:: Your goal ::
From the records below, pull each line that has "проведения".

━━━━━━━━━━━━━━━━━━━━

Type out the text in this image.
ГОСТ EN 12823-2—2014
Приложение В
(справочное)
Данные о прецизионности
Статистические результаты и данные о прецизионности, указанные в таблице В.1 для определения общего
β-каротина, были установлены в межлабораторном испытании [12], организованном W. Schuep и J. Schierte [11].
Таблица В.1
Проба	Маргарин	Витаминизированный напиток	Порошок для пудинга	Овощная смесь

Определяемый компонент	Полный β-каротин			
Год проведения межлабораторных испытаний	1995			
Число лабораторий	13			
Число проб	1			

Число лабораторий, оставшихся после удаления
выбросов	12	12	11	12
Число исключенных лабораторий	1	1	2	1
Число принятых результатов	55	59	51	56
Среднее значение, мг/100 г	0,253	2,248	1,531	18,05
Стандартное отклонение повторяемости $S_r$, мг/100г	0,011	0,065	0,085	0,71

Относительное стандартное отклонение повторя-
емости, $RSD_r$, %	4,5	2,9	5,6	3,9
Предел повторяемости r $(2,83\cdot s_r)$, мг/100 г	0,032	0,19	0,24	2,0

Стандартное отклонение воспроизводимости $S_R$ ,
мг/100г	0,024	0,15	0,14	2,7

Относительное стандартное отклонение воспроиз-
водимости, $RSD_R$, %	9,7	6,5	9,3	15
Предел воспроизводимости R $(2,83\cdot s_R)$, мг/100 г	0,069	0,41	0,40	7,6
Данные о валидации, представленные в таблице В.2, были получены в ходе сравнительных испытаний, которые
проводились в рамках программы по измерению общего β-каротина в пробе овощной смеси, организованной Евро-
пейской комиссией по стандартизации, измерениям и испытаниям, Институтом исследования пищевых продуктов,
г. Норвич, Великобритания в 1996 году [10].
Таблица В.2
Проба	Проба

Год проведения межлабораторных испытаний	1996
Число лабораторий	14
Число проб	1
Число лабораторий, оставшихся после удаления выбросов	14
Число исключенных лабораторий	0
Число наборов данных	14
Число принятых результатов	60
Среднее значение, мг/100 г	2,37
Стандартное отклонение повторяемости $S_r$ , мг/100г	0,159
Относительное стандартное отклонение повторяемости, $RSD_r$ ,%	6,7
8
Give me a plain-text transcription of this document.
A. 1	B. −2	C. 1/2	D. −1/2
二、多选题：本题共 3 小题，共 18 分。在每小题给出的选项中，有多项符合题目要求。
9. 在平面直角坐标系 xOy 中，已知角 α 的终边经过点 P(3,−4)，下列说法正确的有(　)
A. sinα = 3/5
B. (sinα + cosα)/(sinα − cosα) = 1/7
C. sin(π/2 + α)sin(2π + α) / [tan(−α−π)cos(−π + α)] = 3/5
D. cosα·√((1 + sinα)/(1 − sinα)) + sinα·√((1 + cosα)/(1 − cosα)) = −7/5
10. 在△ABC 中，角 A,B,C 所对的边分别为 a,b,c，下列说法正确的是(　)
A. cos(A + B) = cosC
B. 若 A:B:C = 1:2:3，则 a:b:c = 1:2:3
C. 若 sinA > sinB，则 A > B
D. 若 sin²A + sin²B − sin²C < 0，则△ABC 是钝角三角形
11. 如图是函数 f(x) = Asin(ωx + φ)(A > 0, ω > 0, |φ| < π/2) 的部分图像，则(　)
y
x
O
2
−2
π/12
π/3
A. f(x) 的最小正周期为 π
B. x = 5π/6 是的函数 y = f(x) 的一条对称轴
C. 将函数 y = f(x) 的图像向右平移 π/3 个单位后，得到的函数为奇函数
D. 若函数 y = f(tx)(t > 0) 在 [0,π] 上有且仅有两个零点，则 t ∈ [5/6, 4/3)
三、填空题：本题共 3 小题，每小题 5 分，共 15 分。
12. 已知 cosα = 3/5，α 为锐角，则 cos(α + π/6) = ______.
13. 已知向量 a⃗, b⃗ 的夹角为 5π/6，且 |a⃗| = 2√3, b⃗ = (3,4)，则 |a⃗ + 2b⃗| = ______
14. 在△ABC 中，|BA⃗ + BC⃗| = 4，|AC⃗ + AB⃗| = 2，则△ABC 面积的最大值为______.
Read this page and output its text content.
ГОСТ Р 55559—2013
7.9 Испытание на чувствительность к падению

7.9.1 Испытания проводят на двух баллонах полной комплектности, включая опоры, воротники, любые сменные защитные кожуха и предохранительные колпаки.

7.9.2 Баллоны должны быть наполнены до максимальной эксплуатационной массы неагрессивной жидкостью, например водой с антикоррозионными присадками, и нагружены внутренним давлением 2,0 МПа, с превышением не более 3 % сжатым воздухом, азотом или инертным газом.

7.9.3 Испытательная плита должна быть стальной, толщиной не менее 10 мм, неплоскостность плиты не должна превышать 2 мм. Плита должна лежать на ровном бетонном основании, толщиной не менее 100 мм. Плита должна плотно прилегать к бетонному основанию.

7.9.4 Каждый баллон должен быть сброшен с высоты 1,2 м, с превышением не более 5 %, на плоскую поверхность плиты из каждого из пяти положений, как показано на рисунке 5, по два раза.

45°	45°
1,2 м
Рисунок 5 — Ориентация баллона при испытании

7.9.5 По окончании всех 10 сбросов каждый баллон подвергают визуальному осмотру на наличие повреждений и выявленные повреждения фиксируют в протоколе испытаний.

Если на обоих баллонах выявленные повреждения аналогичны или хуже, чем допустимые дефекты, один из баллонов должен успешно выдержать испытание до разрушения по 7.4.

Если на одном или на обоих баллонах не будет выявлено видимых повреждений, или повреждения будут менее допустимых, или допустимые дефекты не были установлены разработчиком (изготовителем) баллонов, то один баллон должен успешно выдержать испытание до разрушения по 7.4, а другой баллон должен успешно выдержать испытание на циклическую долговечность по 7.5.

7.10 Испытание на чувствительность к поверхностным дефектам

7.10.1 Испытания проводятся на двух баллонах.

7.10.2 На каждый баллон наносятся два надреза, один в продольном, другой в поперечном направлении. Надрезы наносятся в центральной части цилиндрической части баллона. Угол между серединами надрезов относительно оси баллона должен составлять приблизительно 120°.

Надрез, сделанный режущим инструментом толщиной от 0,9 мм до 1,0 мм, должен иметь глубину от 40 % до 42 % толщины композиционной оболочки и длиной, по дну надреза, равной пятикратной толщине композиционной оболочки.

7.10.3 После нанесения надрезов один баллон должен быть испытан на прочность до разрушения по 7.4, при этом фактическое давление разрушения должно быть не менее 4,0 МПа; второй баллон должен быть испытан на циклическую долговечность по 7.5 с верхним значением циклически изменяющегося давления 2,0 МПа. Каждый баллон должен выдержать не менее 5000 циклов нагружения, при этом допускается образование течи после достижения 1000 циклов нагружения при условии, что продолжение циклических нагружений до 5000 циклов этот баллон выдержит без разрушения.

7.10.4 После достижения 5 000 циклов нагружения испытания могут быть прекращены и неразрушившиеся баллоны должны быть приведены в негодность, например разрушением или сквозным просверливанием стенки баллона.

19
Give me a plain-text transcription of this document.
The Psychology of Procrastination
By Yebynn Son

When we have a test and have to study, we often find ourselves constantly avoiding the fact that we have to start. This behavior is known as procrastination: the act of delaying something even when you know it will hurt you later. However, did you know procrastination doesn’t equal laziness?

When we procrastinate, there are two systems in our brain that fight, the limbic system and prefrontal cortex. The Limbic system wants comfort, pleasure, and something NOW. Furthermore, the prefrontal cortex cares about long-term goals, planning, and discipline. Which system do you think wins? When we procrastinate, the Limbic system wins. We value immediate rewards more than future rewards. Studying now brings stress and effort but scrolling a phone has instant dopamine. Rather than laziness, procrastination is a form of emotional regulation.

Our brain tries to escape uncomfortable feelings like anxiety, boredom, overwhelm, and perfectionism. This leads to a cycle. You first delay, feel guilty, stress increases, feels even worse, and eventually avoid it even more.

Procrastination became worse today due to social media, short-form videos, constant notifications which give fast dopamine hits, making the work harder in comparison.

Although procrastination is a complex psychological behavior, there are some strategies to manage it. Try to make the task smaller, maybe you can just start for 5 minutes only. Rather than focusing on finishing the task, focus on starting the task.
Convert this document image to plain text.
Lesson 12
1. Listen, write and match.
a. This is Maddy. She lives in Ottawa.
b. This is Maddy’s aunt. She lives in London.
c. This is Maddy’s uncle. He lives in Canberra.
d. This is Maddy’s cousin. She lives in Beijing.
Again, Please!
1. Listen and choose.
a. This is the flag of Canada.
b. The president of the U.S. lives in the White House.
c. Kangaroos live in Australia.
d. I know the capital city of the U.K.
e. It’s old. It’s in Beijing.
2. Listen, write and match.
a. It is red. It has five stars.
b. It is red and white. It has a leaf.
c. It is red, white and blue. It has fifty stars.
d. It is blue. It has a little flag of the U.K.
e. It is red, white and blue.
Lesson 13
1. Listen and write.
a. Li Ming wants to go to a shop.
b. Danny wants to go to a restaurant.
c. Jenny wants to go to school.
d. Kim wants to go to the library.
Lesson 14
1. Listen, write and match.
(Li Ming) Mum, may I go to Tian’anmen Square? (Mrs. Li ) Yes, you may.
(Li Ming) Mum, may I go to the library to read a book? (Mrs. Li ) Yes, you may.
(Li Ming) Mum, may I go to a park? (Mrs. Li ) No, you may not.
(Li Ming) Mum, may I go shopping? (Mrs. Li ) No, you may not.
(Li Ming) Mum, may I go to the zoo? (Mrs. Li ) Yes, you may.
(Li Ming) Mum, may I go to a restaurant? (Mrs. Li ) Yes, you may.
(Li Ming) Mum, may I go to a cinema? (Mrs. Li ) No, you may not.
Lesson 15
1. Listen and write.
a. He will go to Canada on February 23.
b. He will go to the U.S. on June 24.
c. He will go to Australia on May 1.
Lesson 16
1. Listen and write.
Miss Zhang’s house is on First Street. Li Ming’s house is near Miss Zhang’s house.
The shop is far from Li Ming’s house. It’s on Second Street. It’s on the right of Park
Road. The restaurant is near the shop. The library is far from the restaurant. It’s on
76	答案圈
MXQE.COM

━━━━━━━━━━━━━━━━━━━━

:: Problem solution ::
Год проведения межлабораторных испытаний	1995			
Год проведения межлабораторных испытаний	1996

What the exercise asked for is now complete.